- **What is expected**
Which lines of the records contain "الأرض"? Collect every one of them.

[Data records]
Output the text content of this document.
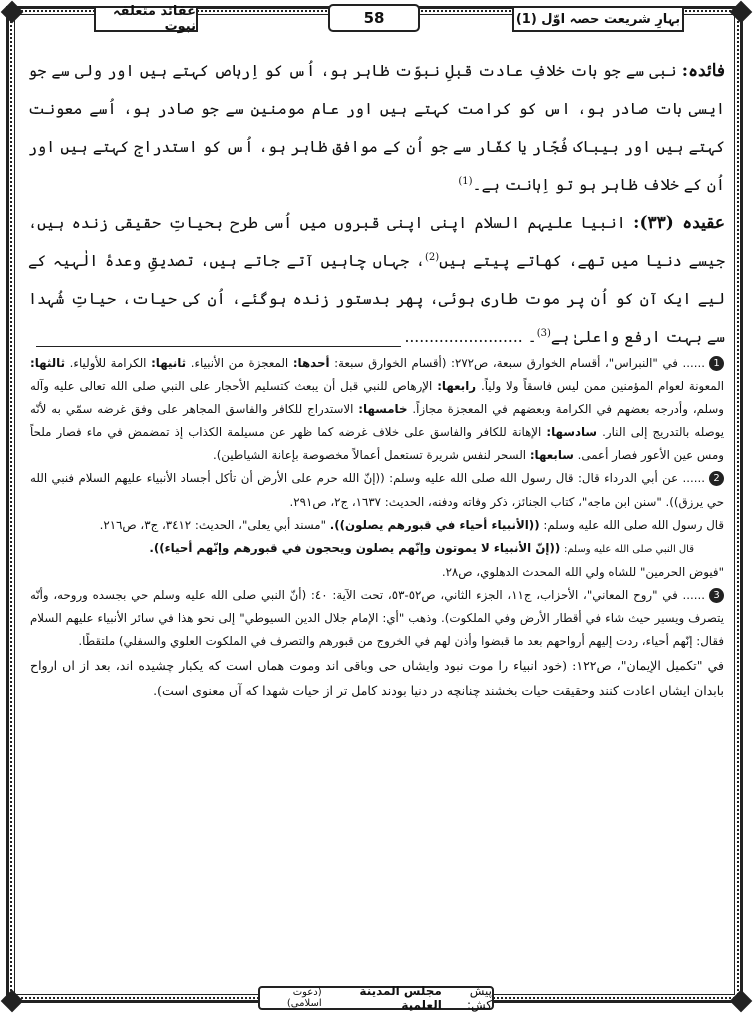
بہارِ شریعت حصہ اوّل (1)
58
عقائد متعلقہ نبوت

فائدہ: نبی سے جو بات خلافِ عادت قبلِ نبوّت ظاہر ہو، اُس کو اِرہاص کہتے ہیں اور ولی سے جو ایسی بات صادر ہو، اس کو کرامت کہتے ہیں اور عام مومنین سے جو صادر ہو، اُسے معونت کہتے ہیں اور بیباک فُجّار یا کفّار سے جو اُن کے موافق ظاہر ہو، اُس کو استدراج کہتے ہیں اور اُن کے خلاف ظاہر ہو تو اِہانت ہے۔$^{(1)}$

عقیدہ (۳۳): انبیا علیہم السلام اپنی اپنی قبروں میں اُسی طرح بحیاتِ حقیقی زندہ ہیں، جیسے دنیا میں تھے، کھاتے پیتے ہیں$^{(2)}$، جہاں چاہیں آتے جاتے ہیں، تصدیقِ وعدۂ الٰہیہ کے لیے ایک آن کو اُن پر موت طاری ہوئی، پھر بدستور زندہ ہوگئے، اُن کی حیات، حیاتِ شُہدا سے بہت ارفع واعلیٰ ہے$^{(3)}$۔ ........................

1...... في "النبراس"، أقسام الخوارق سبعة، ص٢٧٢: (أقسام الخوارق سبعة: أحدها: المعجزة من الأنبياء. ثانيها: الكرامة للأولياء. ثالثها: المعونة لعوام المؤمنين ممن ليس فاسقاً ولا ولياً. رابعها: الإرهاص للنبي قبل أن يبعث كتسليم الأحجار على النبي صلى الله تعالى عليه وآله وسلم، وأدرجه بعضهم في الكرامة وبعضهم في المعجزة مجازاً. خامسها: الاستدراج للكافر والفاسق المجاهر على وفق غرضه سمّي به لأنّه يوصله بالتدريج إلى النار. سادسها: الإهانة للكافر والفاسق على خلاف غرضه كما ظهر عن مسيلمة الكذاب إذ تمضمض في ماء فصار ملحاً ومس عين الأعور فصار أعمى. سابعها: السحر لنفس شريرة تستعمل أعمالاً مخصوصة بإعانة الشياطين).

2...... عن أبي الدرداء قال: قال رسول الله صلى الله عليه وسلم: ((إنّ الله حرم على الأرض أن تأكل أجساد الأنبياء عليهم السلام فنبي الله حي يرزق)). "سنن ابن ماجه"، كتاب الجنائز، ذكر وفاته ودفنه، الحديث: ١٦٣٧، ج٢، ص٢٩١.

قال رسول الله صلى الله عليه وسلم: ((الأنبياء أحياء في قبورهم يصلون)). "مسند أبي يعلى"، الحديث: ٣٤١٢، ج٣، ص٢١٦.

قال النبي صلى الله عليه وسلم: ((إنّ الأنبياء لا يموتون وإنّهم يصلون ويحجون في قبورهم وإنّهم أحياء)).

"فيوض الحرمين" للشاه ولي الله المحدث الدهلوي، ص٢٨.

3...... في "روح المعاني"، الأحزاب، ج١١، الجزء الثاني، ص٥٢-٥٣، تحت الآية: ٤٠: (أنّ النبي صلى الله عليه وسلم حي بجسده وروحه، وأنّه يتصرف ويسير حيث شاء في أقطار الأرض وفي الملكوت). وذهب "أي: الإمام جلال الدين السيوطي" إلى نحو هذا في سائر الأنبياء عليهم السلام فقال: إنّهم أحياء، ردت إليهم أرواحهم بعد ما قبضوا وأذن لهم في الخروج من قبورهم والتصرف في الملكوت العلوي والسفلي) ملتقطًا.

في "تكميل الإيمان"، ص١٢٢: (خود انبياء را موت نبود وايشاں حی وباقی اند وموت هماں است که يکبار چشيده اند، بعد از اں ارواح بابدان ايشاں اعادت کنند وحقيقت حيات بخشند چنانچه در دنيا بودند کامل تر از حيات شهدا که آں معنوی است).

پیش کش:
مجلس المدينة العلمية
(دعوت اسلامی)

- **Output**
2...... عن أبي الدرداء قال: قال رسول الله صلى الله عليه وسلم: ((إنّ الله حرم على الأرض أن تأكل أجساد الأنبياء عليهم السلام فنبي الله حي يرزق)). "سنن ابن ماجه"، كتاب الجنائز، ذكر وفاته ودفنه، الحديث: ١٦٣٧، ج٢، ص٢٩١.
3...... في "روح المعاني"، الأحزاب، ج١١، الجزء الثاني، ص٥٢-٥٣، تحت الآية: ٤٠: (أنّ النبي صلى الله عليه وسلم حي بجسده وروحه، وأنّه يتصرف ويسير حيث شاء في أقطار الأرض وفي الملكوت). وذهب "أي: الإمام جلال الدين السيوطي" إلى نحو هذا في سائر الأنبياء عليهم السلام فقال: إنّهم أحياء، ردت إليهم أرواحهم بعد ما قبضوا وأذن لهم في الخروج من قبورهم والتصرف في الملكوت العلوي والسفلي) ملتقطًا.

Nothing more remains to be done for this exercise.